PROBLEM
Pull each line holding "Koppel" out of the entries below.

(Stored entries)
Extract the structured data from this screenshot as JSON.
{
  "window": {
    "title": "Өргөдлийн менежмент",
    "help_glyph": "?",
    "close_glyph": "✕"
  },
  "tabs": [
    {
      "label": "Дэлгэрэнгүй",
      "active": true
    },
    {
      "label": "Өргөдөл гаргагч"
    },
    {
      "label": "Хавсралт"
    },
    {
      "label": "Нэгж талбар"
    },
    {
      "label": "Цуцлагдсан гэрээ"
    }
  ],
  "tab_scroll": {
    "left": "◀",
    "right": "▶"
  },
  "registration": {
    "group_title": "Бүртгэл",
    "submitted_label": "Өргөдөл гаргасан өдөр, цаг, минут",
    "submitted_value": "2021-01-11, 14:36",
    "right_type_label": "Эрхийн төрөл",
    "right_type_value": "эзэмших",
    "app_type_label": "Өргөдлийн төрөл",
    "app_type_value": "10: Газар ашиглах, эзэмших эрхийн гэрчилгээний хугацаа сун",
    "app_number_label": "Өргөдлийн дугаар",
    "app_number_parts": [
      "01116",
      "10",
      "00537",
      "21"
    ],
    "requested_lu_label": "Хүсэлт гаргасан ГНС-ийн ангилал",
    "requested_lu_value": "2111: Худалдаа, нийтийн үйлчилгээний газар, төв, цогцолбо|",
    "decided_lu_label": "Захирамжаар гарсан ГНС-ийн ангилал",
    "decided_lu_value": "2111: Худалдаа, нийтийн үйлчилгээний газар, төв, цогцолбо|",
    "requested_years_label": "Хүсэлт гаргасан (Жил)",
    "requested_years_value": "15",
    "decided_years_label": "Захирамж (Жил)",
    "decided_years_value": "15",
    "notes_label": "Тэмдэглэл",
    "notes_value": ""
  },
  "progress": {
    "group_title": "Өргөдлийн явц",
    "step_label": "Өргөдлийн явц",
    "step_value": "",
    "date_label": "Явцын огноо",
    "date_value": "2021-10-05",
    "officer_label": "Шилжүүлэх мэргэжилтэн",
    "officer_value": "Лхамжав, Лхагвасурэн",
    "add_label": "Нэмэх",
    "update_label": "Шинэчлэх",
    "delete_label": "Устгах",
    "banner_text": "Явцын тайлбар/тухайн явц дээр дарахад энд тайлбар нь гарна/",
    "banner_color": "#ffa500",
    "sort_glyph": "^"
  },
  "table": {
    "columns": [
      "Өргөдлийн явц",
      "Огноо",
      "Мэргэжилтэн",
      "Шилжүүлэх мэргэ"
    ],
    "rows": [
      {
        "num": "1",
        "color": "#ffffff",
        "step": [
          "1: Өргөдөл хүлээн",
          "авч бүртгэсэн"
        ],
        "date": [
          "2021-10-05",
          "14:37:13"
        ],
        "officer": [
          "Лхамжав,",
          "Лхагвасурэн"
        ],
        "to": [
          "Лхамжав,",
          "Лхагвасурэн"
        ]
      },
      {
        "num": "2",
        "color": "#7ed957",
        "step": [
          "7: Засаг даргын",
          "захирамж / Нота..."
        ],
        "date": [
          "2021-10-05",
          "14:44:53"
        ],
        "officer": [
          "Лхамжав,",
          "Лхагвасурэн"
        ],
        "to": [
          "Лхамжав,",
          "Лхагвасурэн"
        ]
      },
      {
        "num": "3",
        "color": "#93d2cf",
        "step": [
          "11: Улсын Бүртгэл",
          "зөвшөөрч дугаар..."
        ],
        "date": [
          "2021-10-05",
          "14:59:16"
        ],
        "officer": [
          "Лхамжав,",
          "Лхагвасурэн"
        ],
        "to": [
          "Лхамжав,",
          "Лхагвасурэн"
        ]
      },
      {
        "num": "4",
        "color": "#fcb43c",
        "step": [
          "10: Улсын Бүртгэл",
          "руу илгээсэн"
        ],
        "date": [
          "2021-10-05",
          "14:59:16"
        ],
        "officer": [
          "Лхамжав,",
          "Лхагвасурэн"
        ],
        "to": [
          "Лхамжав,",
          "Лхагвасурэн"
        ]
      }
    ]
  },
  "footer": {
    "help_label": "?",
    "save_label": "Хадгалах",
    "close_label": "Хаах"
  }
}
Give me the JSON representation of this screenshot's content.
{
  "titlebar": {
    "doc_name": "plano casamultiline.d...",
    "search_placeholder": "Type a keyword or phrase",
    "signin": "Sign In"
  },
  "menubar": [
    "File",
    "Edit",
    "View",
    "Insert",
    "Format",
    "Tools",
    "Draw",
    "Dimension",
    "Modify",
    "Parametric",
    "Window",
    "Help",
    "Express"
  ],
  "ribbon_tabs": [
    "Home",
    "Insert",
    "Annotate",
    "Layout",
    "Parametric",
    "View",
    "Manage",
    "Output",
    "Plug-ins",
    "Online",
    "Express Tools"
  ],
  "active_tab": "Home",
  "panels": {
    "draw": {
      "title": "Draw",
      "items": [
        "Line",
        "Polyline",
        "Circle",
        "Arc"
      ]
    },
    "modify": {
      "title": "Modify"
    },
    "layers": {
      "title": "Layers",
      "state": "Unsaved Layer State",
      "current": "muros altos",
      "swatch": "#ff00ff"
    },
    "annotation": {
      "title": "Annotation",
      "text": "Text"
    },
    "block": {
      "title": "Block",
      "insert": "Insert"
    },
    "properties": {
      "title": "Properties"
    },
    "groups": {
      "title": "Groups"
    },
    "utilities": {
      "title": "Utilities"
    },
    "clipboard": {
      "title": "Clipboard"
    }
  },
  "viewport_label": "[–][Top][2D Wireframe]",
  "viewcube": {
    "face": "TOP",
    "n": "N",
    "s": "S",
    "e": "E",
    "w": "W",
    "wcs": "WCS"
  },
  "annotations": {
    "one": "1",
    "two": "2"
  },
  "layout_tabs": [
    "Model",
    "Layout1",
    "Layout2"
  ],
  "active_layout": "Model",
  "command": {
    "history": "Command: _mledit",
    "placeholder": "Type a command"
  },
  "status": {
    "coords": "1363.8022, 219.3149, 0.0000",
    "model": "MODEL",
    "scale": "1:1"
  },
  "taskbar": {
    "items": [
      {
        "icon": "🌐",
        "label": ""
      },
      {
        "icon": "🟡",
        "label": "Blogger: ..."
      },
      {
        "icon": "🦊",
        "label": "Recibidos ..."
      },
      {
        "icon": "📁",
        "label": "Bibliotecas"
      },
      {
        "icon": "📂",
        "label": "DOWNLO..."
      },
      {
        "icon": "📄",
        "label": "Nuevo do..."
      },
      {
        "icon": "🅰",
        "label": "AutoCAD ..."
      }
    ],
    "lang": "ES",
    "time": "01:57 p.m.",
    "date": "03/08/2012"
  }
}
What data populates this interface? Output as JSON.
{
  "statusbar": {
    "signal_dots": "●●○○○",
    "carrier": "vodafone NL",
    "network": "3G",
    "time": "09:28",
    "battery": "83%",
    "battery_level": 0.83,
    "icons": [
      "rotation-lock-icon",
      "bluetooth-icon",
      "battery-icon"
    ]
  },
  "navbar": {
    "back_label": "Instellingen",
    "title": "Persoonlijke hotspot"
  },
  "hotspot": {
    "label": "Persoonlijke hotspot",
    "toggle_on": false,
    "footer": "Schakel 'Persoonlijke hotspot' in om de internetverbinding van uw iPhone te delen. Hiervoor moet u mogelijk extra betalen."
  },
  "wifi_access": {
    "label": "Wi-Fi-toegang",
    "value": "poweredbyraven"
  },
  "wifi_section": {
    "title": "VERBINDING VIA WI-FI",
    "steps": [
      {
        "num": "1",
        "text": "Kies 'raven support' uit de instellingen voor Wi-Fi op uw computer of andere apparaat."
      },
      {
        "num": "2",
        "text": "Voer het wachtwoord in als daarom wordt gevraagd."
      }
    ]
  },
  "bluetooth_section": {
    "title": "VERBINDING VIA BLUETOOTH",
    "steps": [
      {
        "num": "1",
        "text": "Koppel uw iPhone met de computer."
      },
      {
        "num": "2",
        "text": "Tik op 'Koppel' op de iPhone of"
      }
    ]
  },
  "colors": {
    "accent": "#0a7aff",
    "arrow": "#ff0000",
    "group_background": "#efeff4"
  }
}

RESPONSE TO THIS TASK
        "text": "Koppel uw iPhone met de computer."
        "text": "Tik op 'Koppel' op de iPhone of"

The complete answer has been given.